---- Supplied records

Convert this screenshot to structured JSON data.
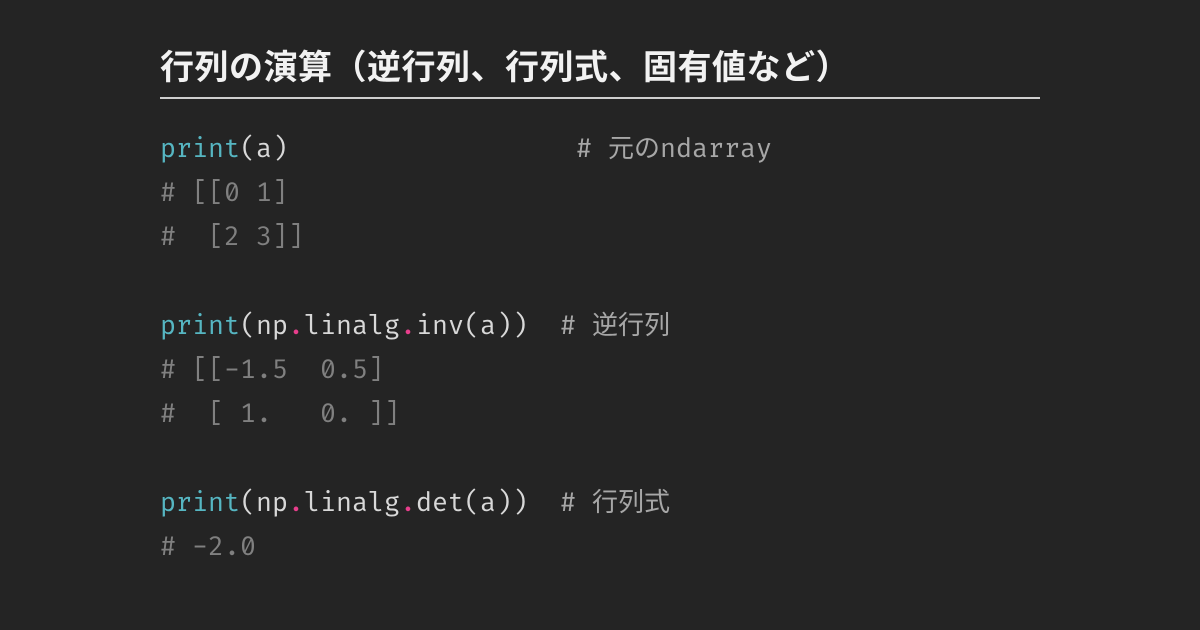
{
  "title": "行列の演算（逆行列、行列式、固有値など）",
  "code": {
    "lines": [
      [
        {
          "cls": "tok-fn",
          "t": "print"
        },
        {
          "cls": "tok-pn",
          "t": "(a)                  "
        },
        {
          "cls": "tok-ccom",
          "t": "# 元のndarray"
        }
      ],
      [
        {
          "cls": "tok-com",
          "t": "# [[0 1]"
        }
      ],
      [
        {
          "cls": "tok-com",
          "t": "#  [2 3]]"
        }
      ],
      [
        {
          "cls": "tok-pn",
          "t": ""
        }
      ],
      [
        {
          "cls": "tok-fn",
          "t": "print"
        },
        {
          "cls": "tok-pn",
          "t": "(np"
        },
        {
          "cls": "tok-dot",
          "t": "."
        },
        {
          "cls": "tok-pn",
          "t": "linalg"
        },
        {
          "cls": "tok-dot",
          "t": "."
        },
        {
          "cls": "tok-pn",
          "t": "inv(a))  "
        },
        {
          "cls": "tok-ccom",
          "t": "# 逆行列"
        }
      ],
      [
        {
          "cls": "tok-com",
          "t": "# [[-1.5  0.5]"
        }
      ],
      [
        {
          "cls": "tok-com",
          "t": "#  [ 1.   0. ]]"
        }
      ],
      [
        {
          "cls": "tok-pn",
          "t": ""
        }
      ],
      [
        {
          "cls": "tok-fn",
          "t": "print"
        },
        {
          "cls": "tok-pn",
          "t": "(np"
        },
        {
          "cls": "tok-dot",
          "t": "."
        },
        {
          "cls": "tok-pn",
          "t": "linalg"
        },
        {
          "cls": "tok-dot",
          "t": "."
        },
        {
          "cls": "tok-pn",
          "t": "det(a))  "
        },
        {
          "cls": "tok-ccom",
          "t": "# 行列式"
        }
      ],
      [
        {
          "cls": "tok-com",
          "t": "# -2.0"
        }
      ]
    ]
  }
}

--------

#### [Required work]
Make an exact copy of all entries above, dropping the images.

#### [Result of this exercise]
Convert this screenshot to structured JSON data.
{
  "title": "行列の演算（逆行列、行列式、固有値など）",
  "code": {
    "lines": [
      [
        {
          "cls": "tok-fn",
          "t": "print"
        },
        {
          "cls": "tok-pn",
          "t": "(a)                  "
        },
        {
          "cls": "tok-ccom",
          "t": "# 元のndarray"
        }
      ],
      [
        {
          "cls": "tok-com",
          "t": "# [[0 1]"
        }
      ],
      [
        {
          "cls": "tok-com",
          "t": "#  [2 3]]"
        }
      ],
      [
        {
          "cls": "tok-pn",
          "t": ""
        }
      ],
      [
        {
          "cls": "tok-fn",
          "t": "print"
        },
        {
          "cls": "tok-pn",
          "t": "(np"
        },
        {
          "cls": "tok-dot",
          "t": "."
        },
        {
          "cls": "tok-pn",
          "t": "linalg"
        },
        {
          "cls": "tok-dot",
          "t": "."
        },
        {
          "cls": "tok-pn",
          "t": "inv(a))  "
        },
        {
          "cls": "tok-ccom",
          "t": "# 逆行列"
        }
      ],
      [
        {
          "cls": "tok-com",
          "t": "# [[-1.5  0.5]"
        }
      ],
      [
        {
          "cls": "tok-com",
          "t": "#  [ 1.   0. ]]"
        }
      ],
      [
        {
          "cls": "tok-pn",
          "t": ""
        }
      ],
      [
        {
          "cls": "tok-fn",
          "t": "print"
        },
        {
          "cls": "tok-pn",
          "t": "(np"
        },
        {
          "cls": "tok-dot",
          "t": "."
        },
        {
          "cls": "tok-pn",
          "t": "linalg"
        },
        {
          "cls": "tok-dot",
          "t": "."
        },
        {
          "cls": "tok-pn",
          "t": "det(a))  "
        },
        {
          "cls": "tok-ccom",
          "t": "# 行列式"
        }
      ],
      [
        {
          "cls": "tok-com",
          "t": "# -2.0"
        }
      ]
    ]
  }
}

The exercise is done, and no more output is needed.